** start **
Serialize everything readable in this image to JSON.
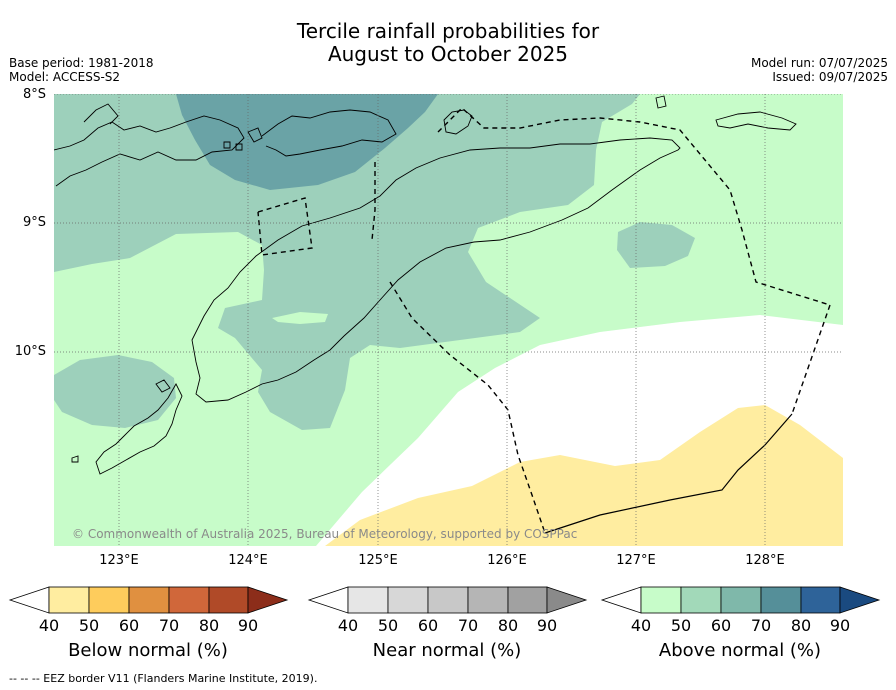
{
  "title_line1": "Tercile rainfall probabilities for",
  "title_line2": "August to October 2025",
  "meta_left": [
    "Base period: 1981-2018",
    "Model: ACCESS-S2"
  ],
  "meta_right": [
    "Model run: 07/07/2025",
    "Issued: 09/07/2025"
  ],
  "lat_labels": [
    "8°S",
    "9°S",
    "10°S"
  ],
  "lon_labels": [
    "123°E",
    "124°E",
    "125°E",
    "126°E",
    "127°E",
    "128°E"
  ],
  "copyright": "© Commonwealth of Australia 2025, Bureau of Meteorology, supported by COSPPac",
  "eez_note": "--  --  -- EEZ border V11 (Flanders Marine Institute, 2019).",
  "colorbars": [
    {
      "label": "Below normal (%)",
      "ticks": [
        "40",
        "50",
        "60",
        "70",
        "80",
        "90"
      ],
      "colors": [
        "#ffeda0",
        "#fecc5c",
        "#e09040",
        "#d0673a",
        "#b04a28",
        "#8c2d1a"
      ]
    },
    {
      "label": "Near normal (%)",
      "ticks": [
        "40",
        "50",
        "60",
        "70",
        "80",
        "90"
      ],
      "colors": [
        "#e6e6e6",
        "#d7d7d7",
        "#c8c8c8",
        "#b5b5b5",
        "#a1a1a1",
        "#8a8a8a"
      ]
    },
    {
      "label": "Above normal (%)",
      "ticks": [
        "40",
        "50",
        "60",
        "70",
        "80",
        "90"
      ],
      "colors": [
        "#c7fcc9",
        "#a2d9b9",
        "#7fb8aa",
        "#558f99",
        "#2e6399",
        "#1a4a80"
      ]
    }
  ],
  "map_colors": {
    "above_40_50": "#c7fcc9",
    "above_50_60": "#9dd0bb",
    "above_60_70": "#6aa3a6",
    "below_40_50": "#ffeda0",
    "no_dominant": "#ffffff"
  },
  "extent": {
    "lon": [
      122.5,
      128.6
    ],
    "lat": [
      -11.5,
      -8.0
    ]
  }
}
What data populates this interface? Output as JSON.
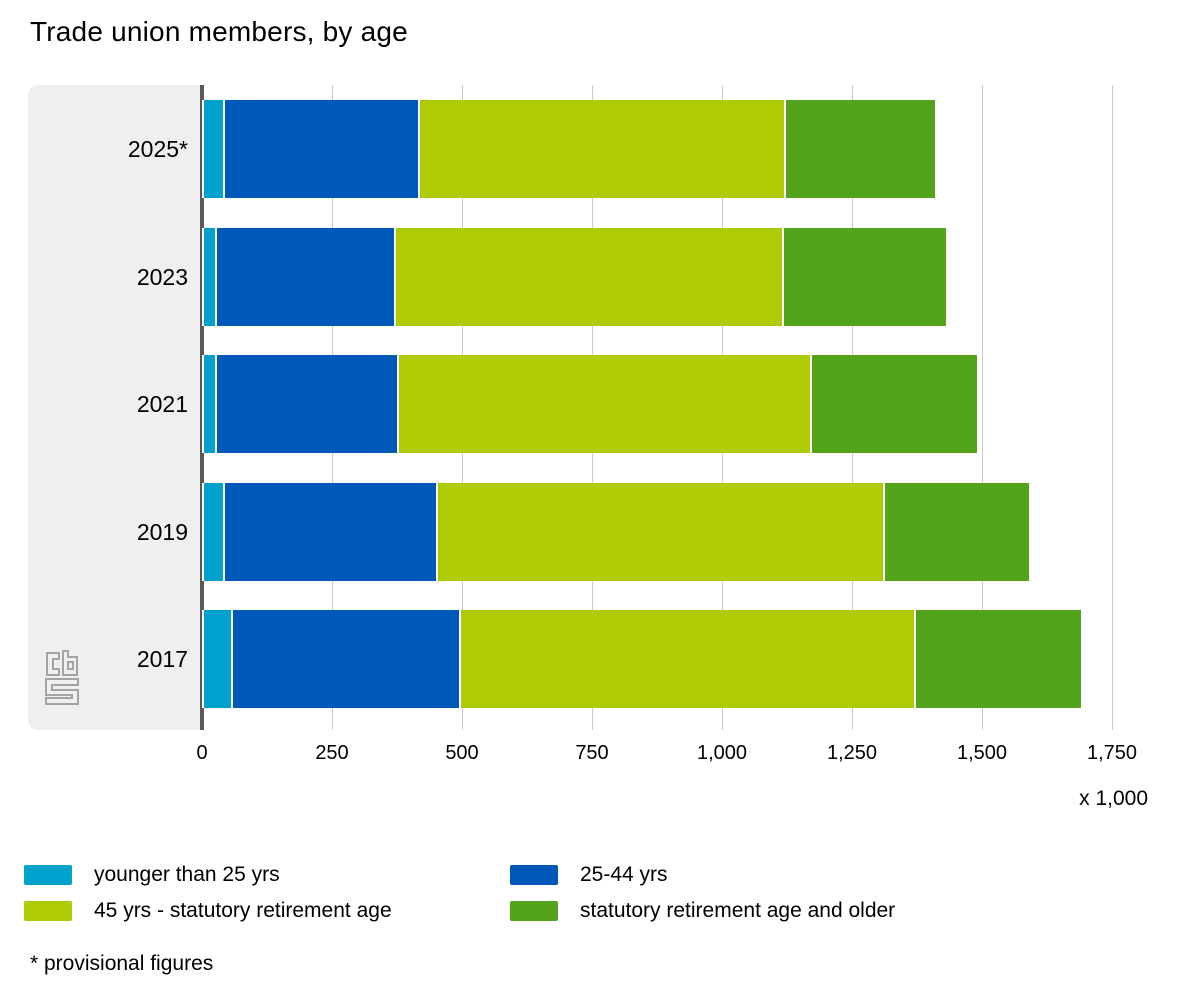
{
  "title": "Trade union members, by age",
  "footnote": "* provisional figures",
  "axis": {
    "unit_label": "x 1,000",
    "ticks": [
      "0",
      "250",
      "500",
      "750",
      "1,000",
      "1,250",
      "1,500",
      "1,750"
    ],
    "tick_values": [
      0,
      250,
      500,
      750,
      1000,
      1250,
      1500,
      1750
    ],
    "max": 1750
  },
  "colors": {
    "younger_than_25": "#00a1cd",
    "age_25_44": "#0058b8",
    "age_45_retirement": "#afcb05",
    "retirement_and_older": "#53a31d",
    "axis_line": "#58595b",
    "gridline": "#c9c9c9",
    "category_band": "#efefef",
    "logo_gray": "#a3a3a3"
  },
  "chart_data": {
    "type": "bar",
    "orientation": "horizontal",
    "stacked": true,
    "title": "Trade union members, by age",
    "categories": [
      "2025*",
      "2023",
      "2021",
      "2019",
      "2017"
    ],
    "series": [
      {
        "name": "younger than 25 yrs",
        "color": "#00a1cd",
        "values": [
          40,
          25,
          25,
          40,
          55
        ]
      },
      {
        "name": "25-44 yrs",
        "color": "#0058b8",
        "values": [
          375,
          345,
          350,
          410,
          440
        ]
      },
      {
        "name": "45 yrs - statutory retirement age",
        "color": "#afcb05",
        "values": [
          705,
          745,
          795,
          860,
          875
        ]
      },
      {
        "name": "statutory retirement age and older",
        "color": "#53a31d",
        "values": [
          290,
          315,
          320,
          280,
          320
        ]
      }
    ],
    "totals": [
      1410,
      1430,
      1490,
      1590,
      1690
    ],
    "value_unit": "x 1,000",
    "xlim": [
      0,
      1750
    ],
    "grid": true,
    "legend_position": "bottom",
    "provisional_note": "* provisional figures"
  },
  "logo": {
    "name": "cbs"
  }
}
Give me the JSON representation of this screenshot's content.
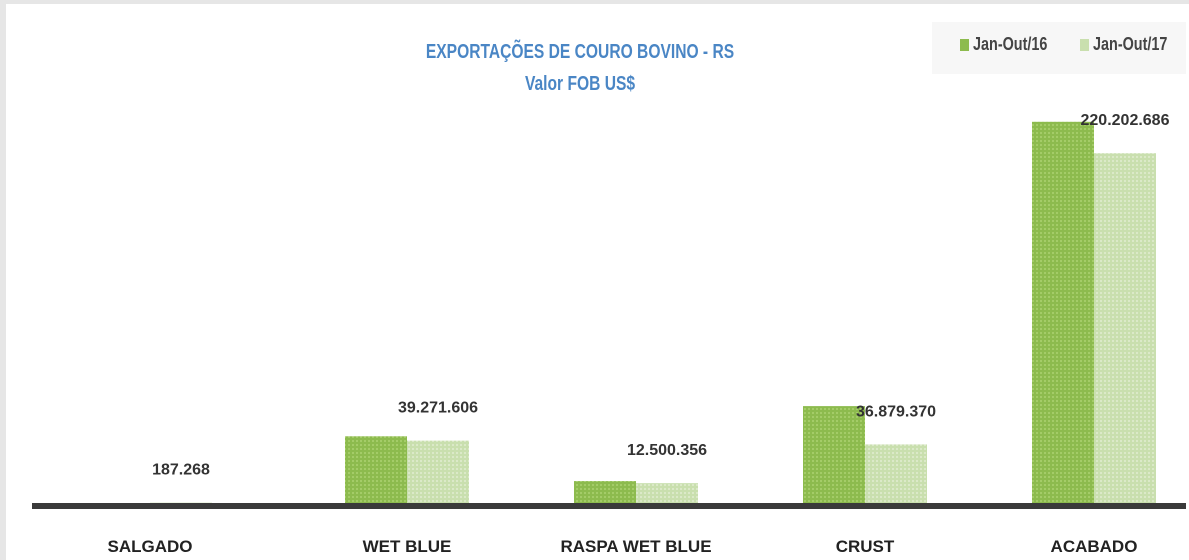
{
  "chart_data": {
    "type": "bar",
    "title": "EXPORTAÇÕES  DE COURO BOVINO  - RS",
    "subtitle": "Valor  FOB US$",
    "categories": [
      "SALGADO",
      "WET BLUE",
      "RASPA WET BLUE",
      "CRUST",
      "ACABADO"
    ],
    "series": [
      {
        "name": "Jan-Out/16",
        "color": "#8dbb4e",
        "values": [
          0,
          42000000,
          13800000,
          61000000,
          240000000
        ]
      },
      {
        "name": "Jan-Out/17",
        "color": "#c9dfae",
        "values": [
          187268,
          39271606,
          12500356,
          36879370,
          220202686
        ]
      }
    ],
    "data_labels": [
      "187.268",
      "39.271.606",
      "12.500.356",
      "36.879.370",
      "220.202.686"
    ],
    "ylim": [
      0,
      260000000
    ],
    "grid": false,
    "legend_position": "top-right"
  }
}
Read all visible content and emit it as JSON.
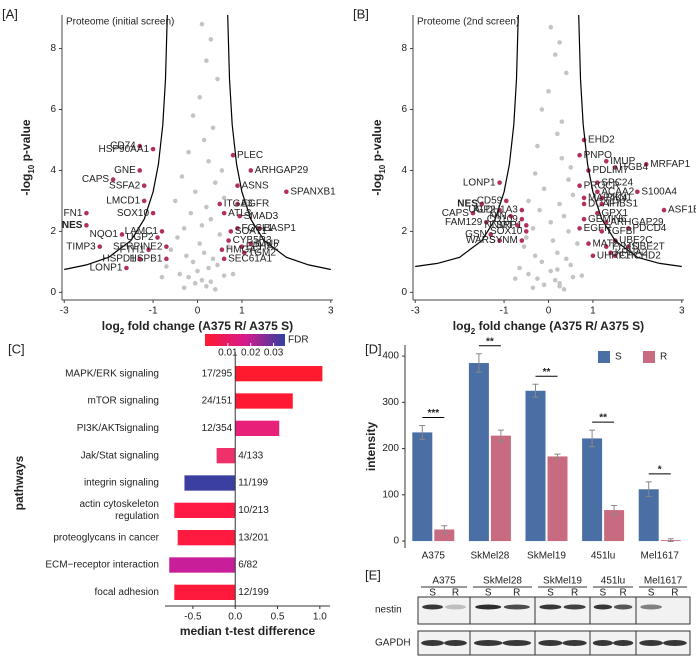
** end **
Quote the listing above in full, except for the pictures.

Serialize everything readable in this image to JSON.
{
  "title_line1": "Tercile rainfall probabilities for",
  "title_line2": "August to October 2025",
  "meta_left": [
    "Base period: 1981-2018",
    "Model: ACCESS-S2"
  ],
  "meta_right": [
    "Model run: 07/07/2025",
    "Issued: 09/07/2025"
  ],
  "lat_labels": [
    "8°S",
    "9°S",
    "10°S"
  ],
  "lon_labels": [
    "123°E",
    "124°E",
    "125°E",
    "126°E",
    "127°E",
    "128°E"
  ],
  "copyright": "© Commonwealth of Australia 2025, Bureau of Meteorology, supported by COSPPac",
  "eez_note": "--  --  -- EEZ border V11 (Flanders Marine Institute, 2019).",
  "colorbars": [
    {
      "label": "Below normal (%)",
      "ticks": [
        "40",
        "50",
        "60",
        "70",
        "80",
        "90"
      ],
      "colors": [
        "#ffeda0",
        "#fecc5c",
        "#e09040",
        "#d0673a",
        "#b04a28",
        "#8c2d1a"
      ]
    },
    {
      "label": "Near normal (%)",
      "ticks": [
        "40",
        "50",
        "60",
        "70",
        "80",
        "90"
      ],
      "colors": [
        "#e6e6e6",
        "#d7d7d7",
        "#c8c8c8",
        "#b5b5b5",
        "#a1a1a1",
        "#8a8a8a"
      ]
    },
    {
      "label": "Above normal (%)",
      "ticks": [
        "40",
        "50",
        "60",
        "70",
        "80",
        "90"
      ],
      "colors": [
        "#c7fcc9",
        "#a2d9b9",
        "#7fb8aa",
        "#558f99",
        "#2e6399",
        "#1a4a80"
      ]
    }
  ],
  "map_colors": {
    "above_40_50": "#c7fcc9",
    "above_50_60": "#9dd0bb",
    "above_60_70": "#6aa3a6",
    "below_40_50": "#ffeda0",
    "no_dominant": "#ffffff"
  },
  "extent": {
    "lon": [
      122.5,
      128.6
    ],
    "lat": [
      -11.5,
      -8.0
    ]
  }
}
What data populates this interface? Output as JSON.
{
  "title": "Trade union members, by age",
  "footnote": "* provisional figures",
  "axis": {
    "unit_label": "x 1,000",
    "ticks": [
      "0",
      "250",
      "500",
      "750",
      "1,000",
      "1,250",
      "1,500",
      "1,750"
    ],
    "tick_values": [
      0,
      250,
      500,
      750,
      1000,
      1250,
      1500,
      1750
    ],
    "max": 1750
  },
  "colors": {
    "younger_than_25": "#00a1cd",
    "age_25_44": "#0058b8",
    "age_45_retirement": "#afcb05",
    "retirement_and_older": "#53a31d",
    "axis_line": "#58595b",
    "gridline": "#c9c9c9",
    "category_band": "#efefef",
    "logo_gray": "#a3a3a3"
  },
  "chart_data": {
    "type": "bar",
    "orientation": "horizontal",
    "stacked": true,
    "title": "Trade union members, by age",
    "categories": [
      "2025*",
      "2023",
      "2021",
      "2019",
      "2017"
    ],
    "series": [
      {
        "name": "younger than 25 yrs",
        "color": "#00a1cd",
        "values": [
          40,
          25,
          25,
          40,
          55
        ]
      },
      {
        "name": "25-44 yrs",
        "color": "#0058b8",
        "values": [
          375,
          345,
          350,
          410,
          440
        ]
      },
      {
        "name": "45 yrs - statutory retirement age",
        "color": "#afcb05",
        "values": [
          705,
          745,
          795,
          860,
          875
        ]
      },
      {
        "name": "statutory retirement age and older",
        "color": "#53a31d",
        "values": [
          290,
          315,
          320,
          280,
          320
        ]
      }
    ],
    "totals": [
      1410,
      1430,
      1490,
      1590,
      1690
    ],
    "value_unit": "x 1,000",
    "xlim": [
      0,
      1750
    ],
    "grid": true,
    "legend_position": "bottom",
    "provisional_note": "* provisional figures"
  },
  "logo": {
    "name": "cbs"
  }
}
Give me the JSON representation of this screenshot's content.
{
  "chart_data": {
    "type": "bar",
    "title": "EXPORTAÇÕES  DE COURO BOVINO  - RS",
    "subtitle": "Valor  FOB US$",
    "categories": [
      "SALGADO",
      "WET BLUE",
      "RASPA WET BLUE",
      "CRUST",
      "ACABADO"
    ],
    "series": [
      {
        "name": "Jan-Out/16",
        "color": "#8dbb4e",
        "values": [
          0,
          42000000,
          13800000,
          61000000,
          240000000
        ]
      },
      {
        "name": "Jan-Out/17",
        "color": "#c9dfae",
        "values": [
          187268,
          39271606,
          12500356,
          36879370,
          220202686
        ]
      }
    ],
    "data_labels": [
      "187.268",
      "39.271.606",
      "12.500.356",
      "36.879.370",
      "220.202.686"
    ],
    "ylim": [
      0,
      260000000
    ],
    "grid": false,
    "legend_position": "top-right"
  }
}
Read all visible content and emit it as JSON.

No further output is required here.